Extracted records:
───
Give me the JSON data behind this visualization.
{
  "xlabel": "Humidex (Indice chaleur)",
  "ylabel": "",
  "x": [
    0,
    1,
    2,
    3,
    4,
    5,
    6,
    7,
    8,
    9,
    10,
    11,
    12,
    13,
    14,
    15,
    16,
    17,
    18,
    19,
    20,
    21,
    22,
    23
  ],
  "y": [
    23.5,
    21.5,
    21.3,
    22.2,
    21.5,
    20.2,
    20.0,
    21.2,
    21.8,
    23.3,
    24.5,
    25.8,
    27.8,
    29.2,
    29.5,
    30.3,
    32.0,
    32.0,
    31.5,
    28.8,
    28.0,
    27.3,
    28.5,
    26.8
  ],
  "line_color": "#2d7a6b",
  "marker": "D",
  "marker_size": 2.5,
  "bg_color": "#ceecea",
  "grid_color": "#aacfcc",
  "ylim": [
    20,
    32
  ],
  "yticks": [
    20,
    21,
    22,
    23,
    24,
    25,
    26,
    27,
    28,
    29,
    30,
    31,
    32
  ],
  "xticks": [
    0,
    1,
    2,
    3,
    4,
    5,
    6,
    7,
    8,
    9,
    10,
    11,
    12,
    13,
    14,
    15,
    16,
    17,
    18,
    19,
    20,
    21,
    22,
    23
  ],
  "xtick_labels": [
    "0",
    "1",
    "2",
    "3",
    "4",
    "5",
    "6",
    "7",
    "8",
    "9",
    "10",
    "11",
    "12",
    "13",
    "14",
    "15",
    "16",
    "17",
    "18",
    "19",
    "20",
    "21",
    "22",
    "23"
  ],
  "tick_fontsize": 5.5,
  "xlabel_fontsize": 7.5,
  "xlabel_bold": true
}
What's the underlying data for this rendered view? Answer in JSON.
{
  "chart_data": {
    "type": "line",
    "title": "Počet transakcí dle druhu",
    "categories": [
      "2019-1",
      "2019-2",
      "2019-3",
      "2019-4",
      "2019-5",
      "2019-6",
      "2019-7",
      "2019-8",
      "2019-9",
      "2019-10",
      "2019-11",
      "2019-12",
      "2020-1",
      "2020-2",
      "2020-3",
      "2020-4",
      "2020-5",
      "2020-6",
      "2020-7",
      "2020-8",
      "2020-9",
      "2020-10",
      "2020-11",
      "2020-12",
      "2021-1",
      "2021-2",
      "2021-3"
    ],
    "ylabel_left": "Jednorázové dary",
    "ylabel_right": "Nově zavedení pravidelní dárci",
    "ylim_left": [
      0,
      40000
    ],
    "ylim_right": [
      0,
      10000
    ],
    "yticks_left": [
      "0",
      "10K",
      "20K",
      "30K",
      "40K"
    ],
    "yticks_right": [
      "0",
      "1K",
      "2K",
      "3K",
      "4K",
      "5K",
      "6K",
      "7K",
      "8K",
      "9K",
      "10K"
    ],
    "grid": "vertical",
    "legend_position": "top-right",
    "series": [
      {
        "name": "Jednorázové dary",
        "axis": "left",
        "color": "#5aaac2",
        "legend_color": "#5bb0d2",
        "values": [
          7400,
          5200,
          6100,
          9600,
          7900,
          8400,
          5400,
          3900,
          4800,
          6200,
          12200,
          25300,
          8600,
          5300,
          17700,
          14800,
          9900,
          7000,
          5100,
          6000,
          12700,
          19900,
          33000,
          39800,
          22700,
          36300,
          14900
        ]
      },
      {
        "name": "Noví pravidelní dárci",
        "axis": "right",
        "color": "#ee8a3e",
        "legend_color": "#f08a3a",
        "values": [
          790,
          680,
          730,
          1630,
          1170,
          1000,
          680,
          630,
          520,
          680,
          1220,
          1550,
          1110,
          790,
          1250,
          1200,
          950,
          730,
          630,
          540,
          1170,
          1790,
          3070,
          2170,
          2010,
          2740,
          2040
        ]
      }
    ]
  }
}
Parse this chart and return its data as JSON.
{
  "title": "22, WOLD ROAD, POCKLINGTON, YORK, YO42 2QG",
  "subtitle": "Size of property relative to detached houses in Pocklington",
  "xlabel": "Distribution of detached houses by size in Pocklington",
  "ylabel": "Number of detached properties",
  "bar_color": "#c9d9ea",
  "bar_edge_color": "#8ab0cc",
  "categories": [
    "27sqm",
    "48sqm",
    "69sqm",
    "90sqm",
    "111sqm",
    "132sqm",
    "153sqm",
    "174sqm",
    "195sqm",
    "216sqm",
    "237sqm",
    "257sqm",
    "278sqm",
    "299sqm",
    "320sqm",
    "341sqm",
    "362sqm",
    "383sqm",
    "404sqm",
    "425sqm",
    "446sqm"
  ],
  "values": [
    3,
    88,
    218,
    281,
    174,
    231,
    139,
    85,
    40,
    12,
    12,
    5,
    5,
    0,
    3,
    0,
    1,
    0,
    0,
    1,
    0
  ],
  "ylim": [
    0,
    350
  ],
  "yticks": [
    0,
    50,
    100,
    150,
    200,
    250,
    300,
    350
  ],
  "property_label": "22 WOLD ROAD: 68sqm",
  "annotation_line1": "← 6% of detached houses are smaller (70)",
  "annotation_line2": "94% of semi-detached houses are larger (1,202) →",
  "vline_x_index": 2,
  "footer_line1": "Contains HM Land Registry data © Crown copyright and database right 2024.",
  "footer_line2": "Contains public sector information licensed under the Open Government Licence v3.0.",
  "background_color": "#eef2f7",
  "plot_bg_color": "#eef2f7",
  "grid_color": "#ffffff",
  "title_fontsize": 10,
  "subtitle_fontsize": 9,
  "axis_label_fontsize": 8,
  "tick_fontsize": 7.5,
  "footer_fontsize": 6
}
───
▶ **WHAT TO DO**
Transcribe all the entries, keeping each one exactly as it is.

▶ **REPLY**
Give me the JSON data behind this visualization.
{
  "xlabel": "Humidex (Indice chaleur)",
  "ylabel": "",
  "x": [
    0,
    1,
    2,
    3,
    4,
    5,
    6,
    7,
    8,
    9,
    10,
    11,
    12,
    13,
    14,
    15,
    16,
    17,
    18,
    19,
    20,
    21,
    22,
    23
  ],
  "y": [
    23.5,
    21.5,
    21.3,
    22.2,
    21.5,
    20.2,
    20.0,
    21.2,
    21.8,
    23.3,
    24.5,
    25.8,
    27.8,
    29.2,
    29.5,
    30.3,
    32.0,
    32.0,
    31.5,
    28.8,
    28.0,
    27.3,
    28.5,
    26.8
  ],
  "line_color": "#2d7a6b",
  "marker": "D",
  "marker_size": 2.5,
  "bg_color": "#ceecea",
  "grid_color": "#aacfcc",
  "ylim": [
    20,
    32
  ],
  "yticks": [
    20,
    21,
    22,
    23,
    24,
    25,
    26,
    27,
    28,
    29,
    30,
    31,
    32
  ],
  "xticks": [
    0,
    1,
    2,
    3,
    4,
    5,
    6,
    7,
    8,
    9,
    10,
    11,
    12,
    13,
    14,
    15,
    16,
    17,
    18,
    19,
    20,
    21,
    22,
    23
  ],
  "xtick_labels": [
    "0",
    "1",
    "2",
    "3",
    "4",
    "5",
    "6",
    "7",
    "8",
    "9",
    "10",
    "11",
    "12",
    "13",
    "14",
    "15",
    "16",
    "17",
    "18",
    "19",
    "20",
    "21",
    "22",
    "23"
  ],
  "tick_fontsize": 5.5,
  "xlabel_fontsize": 7.5,
  "xlabel_bold": true
}
What's the underlying data for this rendered view? Answer in JSON.
{
  "chart_data": {
    "type": "line",
    "title": "Počet transakcí dle druhu",
    "categories": [
      "2019-1",
      "2019-2",
      "2019-3",
      "2019-4",
      "2019-5",
      "2019-6",
      "2019-7",
      "2019-8",
      "2019-9",
      "2019-10",
      "2019-11",
      "2019-12",
      "2020-1",
      "2020-2",
      "2020-3",
      "2020-4",
      "2020-5",
      "2020-6",
      "2020-7",
      "2020-8",
      "2020-9",
      "2020-10",
      "2020-11",
      "2020-12",
      "2021-1",
      "2021-2",
      "2021-3"
    ],
    "ylabel_left": "Jednorázové dary",
    "ylabel_right": "Nově zavedení pravidelní dárci",
    "ylim_left": [
      0,
      40000
    ],
    "ylim_right": [
      0,
      10000
    ],
    "yticks_left": [
      "0",
      "10K",
      "20K",
      "30K",
      "40K"
    ],
    "yticks_right": [
      "0",
      "1K",
      "2K",
      "3K",
      "4K",
      "5K",
      "6K",
      "7K",
      "8K",
      "9K",
      "10K"
    ],
    "grid": "vertical",
    "legend_position": "top-right",
    "series": [
      {
        "name": "Jednorázové dary",
        "axis": "left",
        "color": "#5aaac2",
        "legend_color": "#5bb0d2",
        "values": [
          7400,
          5200,
          6100,
          9600,
          7900,
          8400,
          5400,
          3900,
          4800,
          6200,
          12200,
          25300,
          8600,
          5300,
          17700,
          14800,
          9900,
          7000,
          5100,
          6000,
          12700,
          19900,
          33000,
          39800,
          22700,
          36300,
          14900
        ]
      },
      {
        "name": "Noví pravidelní dárci",
        "axis": "right",
        "color": "#ee8a3e",
        "legend_color": "#f08a3a",
        "values": [
          790,
          680,
          730,
          1630,
          1170,
          1000,
          680,
          630,
          520,
          680,
          1220,
          1550,
          1110,
          790,
          1250,
          1200,
          950,
          730,
          630,
          540,
          1170,
          1790,
          3070,
          2170,
          2010,
          2740,
          2040
        ]
      }
    ]
  }
}
Parse this chart and return its data as JSON.
{
  "title": "22, WOLD ROAD, POCKLINGTON, YORK, YO42 2QG",
  "subtitle": "Size of property relative to detached houses in Pocklington",
  "xlabel": "Distribution of detached houses by size in Pocklington",
  "ylabel": "Number of detached properties",
  "bar_color": "#c9d9ea",
  "bar_edge_color": "#8ab0cc",
  "categories": [
    "27sqm",
    "48sqm",
    "69sqm",
    "90sqm",
    "111sqm",
    "132sqm",
    "153sqm",
    "174sqm",
    "195sqm",
    "216sqm",
    "237sqm",
    "257sqm",
    "278sqm",
    "299sqm",
    "320sqm",
    "341sqm",
    "362sqm",
    "383sqm",
    "404sqm",
    "425sqm",
    "446sqm"
  ],
  "values": [
    3,
    88,
    218,
    281,
    174,
    231,
    139,
    85,
    40,
    12,
    12,
    5,
    5,
    0,
    3,
    0,
    1,
    0,
    0,
    1,
    0
  ],
  "ylim": [
    0,
    350
  ],
  "yticks": [
    0,
    50,
    100,
    150,
    200,
    250,
    300,
    350
  ],
  "property_label": "22 WOLD ROAD: 68sqm",
  "annotation_line1": "← 6% of detached houses are smaller (70)",
  "annotation_line2": "94% of semi-detached houses are larger (1,202) →",
  "vline_x_index": 2,
  "footer_line1": "Contains HM Land Registry data © Crown copyright and database right 2024.",
  "footer_line2": "Contains public sector information licensed under the Open Government Licence v3.0.",
  "background_color": "#eef2f7",
  "plot_bg_color": "#eef2f7",
  "grid_color": "#ffffff",
  "title_fontsize": 10,
  "subtitle_fontsize": 9,
  "axis_label_fontsize": 8,
  "tick_fontsize": 7.5,
  "footer_fontsize": 6
}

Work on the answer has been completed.